-- begin --
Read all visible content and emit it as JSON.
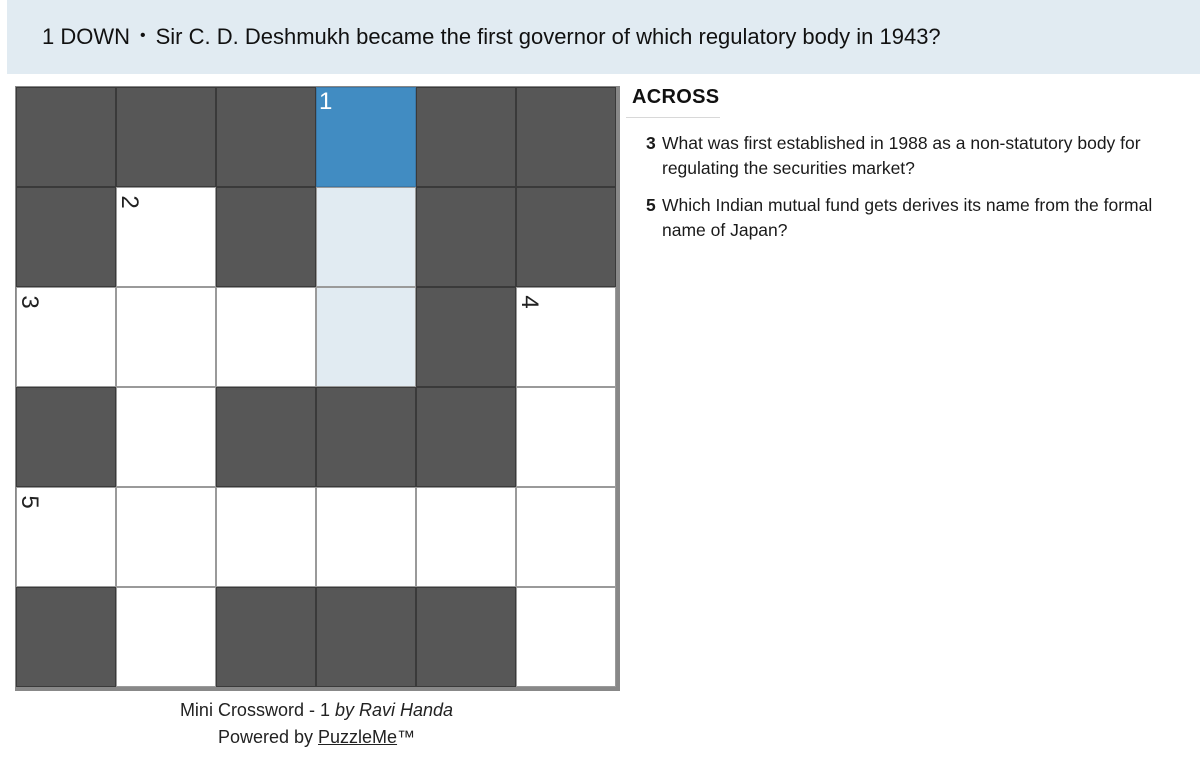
{
  "header": {
    "clue_ref": "1 DOWN",
    "separator": "•",
    "clue_text": "Sir C. D. Deshmukh became the first governor of which regulatory body in 1943?"
  },
  "grid": {
    "cells": [
      [
        "block",
        "block",
        "block",
        {
          "t": "active",
          "n": "1"
        },
        "block",
        "block"
      ],
      [
        "block",
        {
          "t": "open",
          "n": "2",
          "rot": true
        },
        "block",
        {
          "t": "word"
        },
        "block",
        "block"
      ],
      [
        {
          "t": "open",
          "n": "3",
          "rot": true
        },
        {
          "t": "open"
        },
        {
          "t": "open"
        },
        {
          "t": "word"
        },
        "block",
        {
          "t": "open",
          "n": "4",
          "rot": true
        }
      ],
      [
        "block",
        {
          "t": "open"
        },
        "block",
        "block",
        "block",
        {
          "t": "open"
        }
      ],
      [
        {
          "t": "open",
          "n": "5",
          "rot": true
        },
        {
          "t": "open"
        },
        {
          "t": "open"
        },
        {
          "t": "open"
        },
        {
          "t": "open"
        },
        {
          "t": "open"
        }
      ],
      [
        "block",
        {
          "t": "open"
        },
        "block",
        "block",
        "block",
        {
          "t": "open"
        }
      ]
    ]
  },
  "credits": {
    "title": "Mini Crossword - 1",
    "byline": "by Ravi Handa",
    "powered_prefix": "Powered by",
    "powered_link": "PuzzleMe",
    "trademark": "™"
  },
  "clues": {
    "heading": "ACROSS",
    "items": [
      {
        "num": "3",
        "text": "What was first established in 1988 as a non-statutory body for regulating the securities market?"
      },
      {
        "num": "5",
        "text": "Which Indian mutual fund gets derives its name from the formal name of Japan?"
      }
    ]
  },
  "colors": {
    "clue_bar_bg": "#e1ebf2",
    "active_cell": "#418cc2",
    "word_highlight": "#e1ebf2",
    "block_cell": "#575757"
  }
}
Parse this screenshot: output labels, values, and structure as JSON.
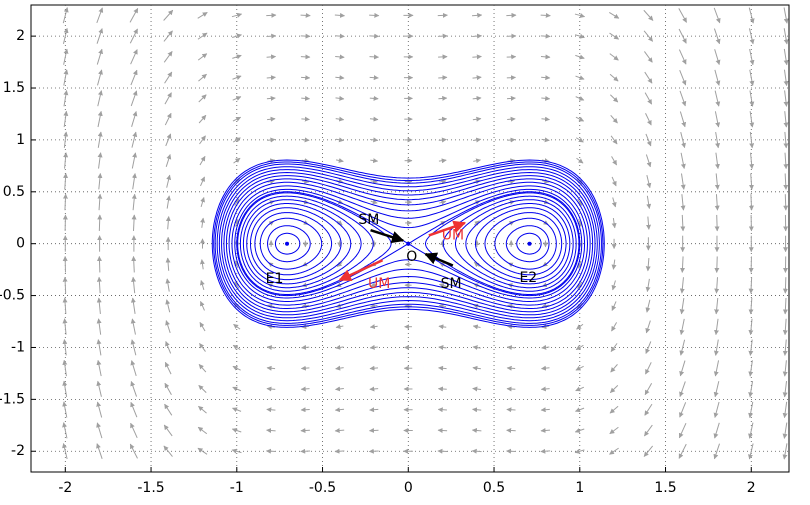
-- end --
▶ **WHAT TO DO**:
Print the complete listing exactly as it stands, without its pictures.

▶ **TASK OUTPUT**:
Read all visible content and emit it as JSON.
{
  "header": {
    "clue_ref": "1 DOWN",
    "separator": "•",
    "clue_text": "Sir C. D. Deshmukh became the first governor of which regulatory body in 1943?"
  },
  "grid": {
    "cells": [
      [
        "block",
        "block",
        "block",
        {
          "t": "active",
          "n": "1"
        },
        "block",
        "block"
      ],
      [
        "block",
        {
          "t": "open",
          "n": "2",
          "rot": true
        },
        "block",
        {
          "t": "word"
        },
        "block",
        "block"
      ],
      [
        {
          "t": "open",
          "n": "3",
          "rot": true
        },
        {
          "t": "open"
        },
        {
          "t": "open"
        },
        {
          "t": "word"
        },
        "block",
        {
          "t": "open",
          "n": "4",
          "rot": true
        }
      ],
      [
        "block",
        {
          "t": "open"
        },
        "block",
        "block",
        "block",
        {
          "t": "open"
        }
      ],
      [
        {
          "t": "open",
          "n": "5",
          "rot": true
        },
        {
          "t": "open"
        },
        {
          "t": "open"
        },
        {
          "t": "open"
        },
        {
          "t": "open"
        },
        {
          "t": "open"
        }
      ],
      [
        "block",
        {
          "t": "open"
        },
        "block",
        "block",
        "block",
        {
          "t": "open"
        }
      ]
    ]
  },
  "credits": {
    "title": "Mini Crossword - 1",
    "byline": "by Ravi Handa",
    "powered_prefix": "Powered by",
    "powered_link": "PuzzleMe",
    "trademark": "™"
  },
  "clues": {
    "heading": "ACROSS",
    "items": [
      {
        "num": "3",
        "text": "What was first established in 1988 as a non-statutory body for regulating the securities market?"
      },
      {
        "num": "5",
        "text": "Which Indian mutual fund gets derives its name from the formal name of Japan?"
      }
    ]
  },
  "colors": {
    "clue_bar_bg": "#e1ebf2",
    "active_cell": "#418cc2",
    "word_highlight": "#e1ebf2",
    "block_cell": "#575757"
  }
}
Parse this screenshot: output labels, values, and structure as JSON.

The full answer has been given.